#### The problem
Using the listing below, select the lines with the word "type" and copy them.

#### Stored rows
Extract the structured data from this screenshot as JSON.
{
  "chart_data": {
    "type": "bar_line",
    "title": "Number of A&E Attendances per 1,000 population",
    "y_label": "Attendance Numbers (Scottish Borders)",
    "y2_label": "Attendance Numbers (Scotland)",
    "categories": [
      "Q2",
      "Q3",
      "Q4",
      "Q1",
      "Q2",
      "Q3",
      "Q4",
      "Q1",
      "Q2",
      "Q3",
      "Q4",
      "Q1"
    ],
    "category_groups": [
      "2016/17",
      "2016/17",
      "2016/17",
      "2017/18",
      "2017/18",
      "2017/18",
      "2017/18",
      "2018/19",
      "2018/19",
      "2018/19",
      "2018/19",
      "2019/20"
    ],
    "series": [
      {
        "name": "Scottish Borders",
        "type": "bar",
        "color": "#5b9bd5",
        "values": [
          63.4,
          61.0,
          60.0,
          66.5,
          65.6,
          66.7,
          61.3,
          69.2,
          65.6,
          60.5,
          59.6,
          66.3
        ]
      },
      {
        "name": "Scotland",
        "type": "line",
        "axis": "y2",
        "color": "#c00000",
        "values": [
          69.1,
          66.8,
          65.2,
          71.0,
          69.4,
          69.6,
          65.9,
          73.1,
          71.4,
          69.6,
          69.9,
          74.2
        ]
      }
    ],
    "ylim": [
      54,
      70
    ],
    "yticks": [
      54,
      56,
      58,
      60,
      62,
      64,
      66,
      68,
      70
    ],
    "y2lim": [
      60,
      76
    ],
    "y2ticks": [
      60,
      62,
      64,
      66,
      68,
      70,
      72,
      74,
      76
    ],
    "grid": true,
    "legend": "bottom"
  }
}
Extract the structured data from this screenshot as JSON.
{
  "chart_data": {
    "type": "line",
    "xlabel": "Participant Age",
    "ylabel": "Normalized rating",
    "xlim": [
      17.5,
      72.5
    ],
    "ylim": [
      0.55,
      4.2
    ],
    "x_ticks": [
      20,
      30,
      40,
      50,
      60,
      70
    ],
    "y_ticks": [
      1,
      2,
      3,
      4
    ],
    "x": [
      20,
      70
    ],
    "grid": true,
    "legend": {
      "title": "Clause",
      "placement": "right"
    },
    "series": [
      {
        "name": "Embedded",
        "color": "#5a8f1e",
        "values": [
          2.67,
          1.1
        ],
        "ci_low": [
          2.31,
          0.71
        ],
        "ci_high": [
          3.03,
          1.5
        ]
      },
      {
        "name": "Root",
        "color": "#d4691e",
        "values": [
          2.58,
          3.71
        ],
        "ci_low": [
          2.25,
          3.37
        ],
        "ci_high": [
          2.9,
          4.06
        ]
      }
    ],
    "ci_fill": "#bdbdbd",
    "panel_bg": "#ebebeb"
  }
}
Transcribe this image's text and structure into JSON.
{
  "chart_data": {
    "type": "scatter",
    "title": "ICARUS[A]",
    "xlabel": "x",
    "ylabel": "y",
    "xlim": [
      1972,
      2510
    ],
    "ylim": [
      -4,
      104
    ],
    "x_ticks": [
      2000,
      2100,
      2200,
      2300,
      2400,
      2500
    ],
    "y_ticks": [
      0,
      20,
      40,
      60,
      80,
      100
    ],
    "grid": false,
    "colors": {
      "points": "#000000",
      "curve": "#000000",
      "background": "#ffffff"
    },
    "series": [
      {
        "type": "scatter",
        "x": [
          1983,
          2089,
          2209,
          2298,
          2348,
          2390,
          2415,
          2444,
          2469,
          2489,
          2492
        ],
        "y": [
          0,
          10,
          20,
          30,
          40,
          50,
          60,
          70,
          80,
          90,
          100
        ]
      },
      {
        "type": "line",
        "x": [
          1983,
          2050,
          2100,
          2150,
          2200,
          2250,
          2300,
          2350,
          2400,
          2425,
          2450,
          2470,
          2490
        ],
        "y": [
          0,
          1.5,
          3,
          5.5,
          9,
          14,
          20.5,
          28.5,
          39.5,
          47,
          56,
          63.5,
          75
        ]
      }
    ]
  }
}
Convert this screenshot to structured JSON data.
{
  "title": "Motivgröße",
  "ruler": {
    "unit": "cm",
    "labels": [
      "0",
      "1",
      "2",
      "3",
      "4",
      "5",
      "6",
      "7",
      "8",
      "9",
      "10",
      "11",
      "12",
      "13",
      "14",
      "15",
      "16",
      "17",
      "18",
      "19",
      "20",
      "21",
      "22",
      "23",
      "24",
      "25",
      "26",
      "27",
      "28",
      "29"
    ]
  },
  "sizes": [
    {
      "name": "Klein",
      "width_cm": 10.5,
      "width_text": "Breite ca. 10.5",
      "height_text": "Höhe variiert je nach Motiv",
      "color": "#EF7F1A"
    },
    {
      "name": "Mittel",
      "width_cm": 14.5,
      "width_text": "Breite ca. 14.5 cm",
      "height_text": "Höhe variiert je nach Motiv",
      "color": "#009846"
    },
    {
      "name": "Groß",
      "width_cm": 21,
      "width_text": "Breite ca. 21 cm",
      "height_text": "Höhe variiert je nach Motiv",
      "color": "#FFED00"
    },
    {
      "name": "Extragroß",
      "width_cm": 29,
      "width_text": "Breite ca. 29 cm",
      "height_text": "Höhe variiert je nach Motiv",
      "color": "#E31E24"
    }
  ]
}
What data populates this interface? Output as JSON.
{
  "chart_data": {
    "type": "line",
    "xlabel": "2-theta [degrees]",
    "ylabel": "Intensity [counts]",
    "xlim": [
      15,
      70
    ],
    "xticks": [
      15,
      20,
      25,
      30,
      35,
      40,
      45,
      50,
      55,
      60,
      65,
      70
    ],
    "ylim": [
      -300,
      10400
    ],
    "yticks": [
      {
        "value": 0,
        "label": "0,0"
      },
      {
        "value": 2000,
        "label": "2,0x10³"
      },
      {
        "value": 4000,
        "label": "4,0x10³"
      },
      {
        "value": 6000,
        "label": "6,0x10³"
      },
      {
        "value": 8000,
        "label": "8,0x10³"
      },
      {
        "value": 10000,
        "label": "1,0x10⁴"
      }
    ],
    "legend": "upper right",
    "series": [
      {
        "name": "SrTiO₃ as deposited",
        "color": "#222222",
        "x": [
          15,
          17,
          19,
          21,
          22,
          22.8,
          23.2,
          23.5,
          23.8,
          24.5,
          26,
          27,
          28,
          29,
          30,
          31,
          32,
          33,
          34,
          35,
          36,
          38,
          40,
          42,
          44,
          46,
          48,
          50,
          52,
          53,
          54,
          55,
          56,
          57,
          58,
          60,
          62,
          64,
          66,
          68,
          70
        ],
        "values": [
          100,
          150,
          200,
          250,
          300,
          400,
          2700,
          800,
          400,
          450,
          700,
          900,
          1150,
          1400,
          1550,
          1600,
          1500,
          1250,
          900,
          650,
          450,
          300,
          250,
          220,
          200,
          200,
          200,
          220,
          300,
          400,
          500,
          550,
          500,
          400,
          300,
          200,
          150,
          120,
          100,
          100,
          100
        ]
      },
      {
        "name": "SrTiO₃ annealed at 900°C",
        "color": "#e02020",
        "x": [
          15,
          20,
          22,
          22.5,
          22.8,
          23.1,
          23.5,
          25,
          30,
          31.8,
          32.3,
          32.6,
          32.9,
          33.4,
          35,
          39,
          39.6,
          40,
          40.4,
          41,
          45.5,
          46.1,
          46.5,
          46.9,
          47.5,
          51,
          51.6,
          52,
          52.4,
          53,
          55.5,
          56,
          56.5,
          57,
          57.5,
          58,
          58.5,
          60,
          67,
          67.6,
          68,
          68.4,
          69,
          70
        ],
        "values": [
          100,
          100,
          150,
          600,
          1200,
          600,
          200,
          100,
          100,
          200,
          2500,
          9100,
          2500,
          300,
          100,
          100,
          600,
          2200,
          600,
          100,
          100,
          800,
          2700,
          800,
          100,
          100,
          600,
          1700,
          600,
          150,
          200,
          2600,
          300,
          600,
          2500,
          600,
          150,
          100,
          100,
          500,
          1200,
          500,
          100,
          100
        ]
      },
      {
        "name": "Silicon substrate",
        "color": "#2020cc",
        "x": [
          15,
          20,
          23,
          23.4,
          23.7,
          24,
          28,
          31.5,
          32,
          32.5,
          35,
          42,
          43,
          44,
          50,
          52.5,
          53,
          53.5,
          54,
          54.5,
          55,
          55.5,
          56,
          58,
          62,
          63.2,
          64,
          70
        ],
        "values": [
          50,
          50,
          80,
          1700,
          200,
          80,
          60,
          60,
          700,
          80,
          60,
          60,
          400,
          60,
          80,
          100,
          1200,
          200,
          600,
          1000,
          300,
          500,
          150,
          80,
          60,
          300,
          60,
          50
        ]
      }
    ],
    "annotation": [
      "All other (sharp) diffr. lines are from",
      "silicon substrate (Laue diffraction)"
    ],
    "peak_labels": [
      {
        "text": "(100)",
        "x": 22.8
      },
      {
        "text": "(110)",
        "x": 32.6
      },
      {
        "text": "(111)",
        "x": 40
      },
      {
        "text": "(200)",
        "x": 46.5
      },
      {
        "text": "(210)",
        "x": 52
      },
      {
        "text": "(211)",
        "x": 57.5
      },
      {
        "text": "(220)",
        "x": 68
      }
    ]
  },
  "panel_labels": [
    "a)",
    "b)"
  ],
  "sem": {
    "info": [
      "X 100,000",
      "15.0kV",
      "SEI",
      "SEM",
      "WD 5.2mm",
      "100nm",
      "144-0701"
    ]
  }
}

#### Task result
    "type": "bar_line",
        "type": "bar",
        "type": "line",
    "type": "line",
    "type": "scatter",
        "type": "scatter",
        "type": "line",
    "type": "line",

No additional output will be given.